[Saved entries]
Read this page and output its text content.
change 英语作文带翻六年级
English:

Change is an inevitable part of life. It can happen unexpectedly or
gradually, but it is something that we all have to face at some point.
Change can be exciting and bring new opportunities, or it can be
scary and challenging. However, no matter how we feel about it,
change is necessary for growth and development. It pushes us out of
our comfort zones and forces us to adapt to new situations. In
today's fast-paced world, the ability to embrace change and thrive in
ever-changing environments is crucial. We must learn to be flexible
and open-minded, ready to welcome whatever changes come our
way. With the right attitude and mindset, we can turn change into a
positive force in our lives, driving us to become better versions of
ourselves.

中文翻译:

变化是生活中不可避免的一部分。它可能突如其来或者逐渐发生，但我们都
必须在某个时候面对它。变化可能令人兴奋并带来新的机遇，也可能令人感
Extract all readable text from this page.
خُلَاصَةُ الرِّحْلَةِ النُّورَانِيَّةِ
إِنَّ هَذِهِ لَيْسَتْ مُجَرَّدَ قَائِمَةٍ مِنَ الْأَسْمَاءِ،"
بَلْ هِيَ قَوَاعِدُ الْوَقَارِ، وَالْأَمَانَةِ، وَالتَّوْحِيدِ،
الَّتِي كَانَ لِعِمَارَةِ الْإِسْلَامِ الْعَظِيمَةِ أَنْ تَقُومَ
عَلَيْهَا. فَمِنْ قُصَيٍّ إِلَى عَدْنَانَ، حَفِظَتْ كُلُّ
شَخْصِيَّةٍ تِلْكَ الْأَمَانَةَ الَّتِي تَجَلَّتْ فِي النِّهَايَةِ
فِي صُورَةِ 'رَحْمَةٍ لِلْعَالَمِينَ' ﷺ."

What is being asked =>
Show every line that contains the word "this".

Written response =>
Read this page and output its text content.
Extract all readable text from this page.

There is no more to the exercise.